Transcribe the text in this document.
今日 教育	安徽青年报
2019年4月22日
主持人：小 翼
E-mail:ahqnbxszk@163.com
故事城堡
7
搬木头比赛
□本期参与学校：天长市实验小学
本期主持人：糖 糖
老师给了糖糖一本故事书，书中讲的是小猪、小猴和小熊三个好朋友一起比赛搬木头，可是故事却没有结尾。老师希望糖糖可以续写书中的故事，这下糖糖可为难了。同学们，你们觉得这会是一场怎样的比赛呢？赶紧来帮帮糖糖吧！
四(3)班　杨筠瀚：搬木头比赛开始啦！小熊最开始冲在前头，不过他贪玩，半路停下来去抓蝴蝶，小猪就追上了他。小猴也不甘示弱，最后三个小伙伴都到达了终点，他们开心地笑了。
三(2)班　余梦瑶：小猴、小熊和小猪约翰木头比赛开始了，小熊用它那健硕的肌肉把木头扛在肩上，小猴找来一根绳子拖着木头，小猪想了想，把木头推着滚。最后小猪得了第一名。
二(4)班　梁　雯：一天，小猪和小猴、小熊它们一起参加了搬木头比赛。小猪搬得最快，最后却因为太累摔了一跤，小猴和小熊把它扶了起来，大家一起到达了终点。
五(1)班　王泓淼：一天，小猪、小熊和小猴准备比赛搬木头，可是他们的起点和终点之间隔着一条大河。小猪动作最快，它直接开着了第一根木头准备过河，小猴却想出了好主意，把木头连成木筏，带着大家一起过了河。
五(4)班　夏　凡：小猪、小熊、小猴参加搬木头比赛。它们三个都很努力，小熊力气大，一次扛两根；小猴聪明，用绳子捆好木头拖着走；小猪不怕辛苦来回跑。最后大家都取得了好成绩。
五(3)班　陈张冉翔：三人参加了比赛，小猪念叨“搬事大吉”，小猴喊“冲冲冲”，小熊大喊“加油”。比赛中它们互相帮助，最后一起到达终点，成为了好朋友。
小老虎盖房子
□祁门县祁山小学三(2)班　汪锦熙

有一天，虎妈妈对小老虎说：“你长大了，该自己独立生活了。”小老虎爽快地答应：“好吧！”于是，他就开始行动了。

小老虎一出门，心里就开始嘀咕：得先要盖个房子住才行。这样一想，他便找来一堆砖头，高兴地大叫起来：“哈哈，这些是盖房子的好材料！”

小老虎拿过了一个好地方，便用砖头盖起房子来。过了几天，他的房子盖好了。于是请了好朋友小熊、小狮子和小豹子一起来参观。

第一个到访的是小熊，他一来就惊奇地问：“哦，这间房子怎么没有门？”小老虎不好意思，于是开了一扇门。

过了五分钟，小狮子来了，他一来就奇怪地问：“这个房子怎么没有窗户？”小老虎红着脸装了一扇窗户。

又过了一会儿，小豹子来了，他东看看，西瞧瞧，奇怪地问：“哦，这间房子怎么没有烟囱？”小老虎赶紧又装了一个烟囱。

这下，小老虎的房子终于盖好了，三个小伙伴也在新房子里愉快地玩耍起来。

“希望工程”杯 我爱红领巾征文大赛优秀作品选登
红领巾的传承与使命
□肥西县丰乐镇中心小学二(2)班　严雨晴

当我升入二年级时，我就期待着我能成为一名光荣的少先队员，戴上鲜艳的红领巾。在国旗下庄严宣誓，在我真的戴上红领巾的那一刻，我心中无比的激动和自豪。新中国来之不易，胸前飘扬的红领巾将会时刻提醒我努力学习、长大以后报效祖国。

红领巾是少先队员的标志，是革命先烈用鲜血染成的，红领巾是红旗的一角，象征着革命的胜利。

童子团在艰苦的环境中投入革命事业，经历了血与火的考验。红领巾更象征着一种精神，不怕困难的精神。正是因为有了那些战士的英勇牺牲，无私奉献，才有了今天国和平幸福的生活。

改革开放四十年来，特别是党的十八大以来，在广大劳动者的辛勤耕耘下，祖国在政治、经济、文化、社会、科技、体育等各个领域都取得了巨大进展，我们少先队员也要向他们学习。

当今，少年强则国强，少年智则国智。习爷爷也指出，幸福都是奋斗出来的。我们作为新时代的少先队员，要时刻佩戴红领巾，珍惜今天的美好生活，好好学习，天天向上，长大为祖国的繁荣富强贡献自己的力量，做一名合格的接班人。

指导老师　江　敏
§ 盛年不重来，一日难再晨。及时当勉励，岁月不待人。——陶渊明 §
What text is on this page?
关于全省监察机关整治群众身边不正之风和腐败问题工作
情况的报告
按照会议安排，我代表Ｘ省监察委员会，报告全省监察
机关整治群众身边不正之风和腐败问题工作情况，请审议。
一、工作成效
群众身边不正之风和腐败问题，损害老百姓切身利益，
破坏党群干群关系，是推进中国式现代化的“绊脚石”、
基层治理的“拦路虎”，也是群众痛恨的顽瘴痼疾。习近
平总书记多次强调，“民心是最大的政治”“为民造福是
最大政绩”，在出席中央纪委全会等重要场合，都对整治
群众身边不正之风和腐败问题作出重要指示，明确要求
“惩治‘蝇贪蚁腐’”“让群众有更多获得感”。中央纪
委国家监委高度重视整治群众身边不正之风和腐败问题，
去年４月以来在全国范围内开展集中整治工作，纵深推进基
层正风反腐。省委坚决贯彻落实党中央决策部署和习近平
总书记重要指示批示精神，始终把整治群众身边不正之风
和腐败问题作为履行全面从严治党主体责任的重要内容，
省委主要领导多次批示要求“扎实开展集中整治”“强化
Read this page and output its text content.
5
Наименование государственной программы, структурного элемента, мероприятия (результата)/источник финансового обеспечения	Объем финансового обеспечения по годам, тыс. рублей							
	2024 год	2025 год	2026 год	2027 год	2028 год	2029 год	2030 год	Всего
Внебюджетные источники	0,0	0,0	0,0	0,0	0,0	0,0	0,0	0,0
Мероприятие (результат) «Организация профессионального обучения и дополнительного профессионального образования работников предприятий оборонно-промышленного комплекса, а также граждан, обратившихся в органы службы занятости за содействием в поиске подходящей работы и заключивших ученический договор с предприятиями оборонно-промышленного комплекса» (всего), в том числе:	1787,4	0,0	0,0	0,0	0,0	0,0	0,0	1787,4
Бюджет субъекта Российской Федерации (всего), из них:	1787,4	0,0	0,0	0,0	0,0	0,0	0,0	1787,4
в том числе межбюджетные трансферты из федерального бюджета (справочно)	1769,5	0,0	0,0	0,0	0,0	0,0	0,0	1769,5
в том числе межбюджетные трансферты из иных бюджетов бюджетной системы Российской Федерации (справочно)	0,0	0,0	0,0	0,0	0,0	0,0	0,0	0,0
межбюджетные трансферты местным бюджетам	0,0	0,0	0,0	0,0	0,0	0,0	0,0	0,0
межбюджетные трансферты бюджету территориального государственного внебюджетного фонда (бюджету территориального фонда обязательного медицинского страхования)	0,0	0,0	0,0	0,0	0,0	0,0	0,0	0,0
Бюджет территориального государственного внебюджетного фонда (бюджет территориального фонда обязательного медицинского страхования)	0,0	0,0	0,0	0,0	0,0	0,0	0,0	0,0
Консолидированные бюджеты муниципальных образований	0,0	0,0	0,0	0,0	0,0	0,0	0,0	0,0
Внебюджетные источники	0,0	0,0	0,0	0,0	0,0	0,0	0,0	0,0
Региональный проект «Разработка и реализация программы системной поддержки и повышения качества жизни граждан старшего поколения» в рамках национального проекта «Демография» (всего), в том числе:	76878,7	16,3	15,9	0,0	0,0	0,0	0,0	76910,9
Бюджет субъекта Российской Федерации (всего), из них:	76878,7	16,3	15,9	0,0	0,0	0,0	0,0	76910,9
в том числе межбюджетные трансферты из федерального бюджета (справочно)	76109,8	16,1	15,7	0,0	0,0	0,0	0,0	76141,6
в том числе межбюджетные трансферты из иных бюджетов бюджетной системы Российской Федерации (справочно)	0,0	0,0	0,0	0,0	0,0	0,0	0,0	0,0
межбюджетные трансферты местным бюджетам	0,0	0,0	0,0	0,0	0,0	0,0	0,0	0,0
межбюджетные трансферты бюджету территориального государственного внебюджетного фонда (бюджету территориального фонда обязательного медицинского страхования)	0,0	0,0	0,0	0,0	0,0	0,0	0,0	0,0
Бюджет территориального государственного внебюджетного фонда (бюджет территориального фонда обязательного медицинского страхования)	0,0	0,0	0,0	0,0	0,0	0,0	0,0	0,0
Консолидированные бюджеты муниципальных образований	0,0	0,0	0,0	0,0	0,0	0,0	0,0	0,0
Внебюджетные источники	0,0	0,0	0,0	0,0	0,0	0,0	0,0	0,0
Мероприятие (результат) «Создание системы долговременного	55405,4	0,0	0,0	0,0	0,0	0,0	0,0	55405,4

*-*-*

Directive: State, as a bare number, how many lines of the listing hold the word "text".

Final result: 3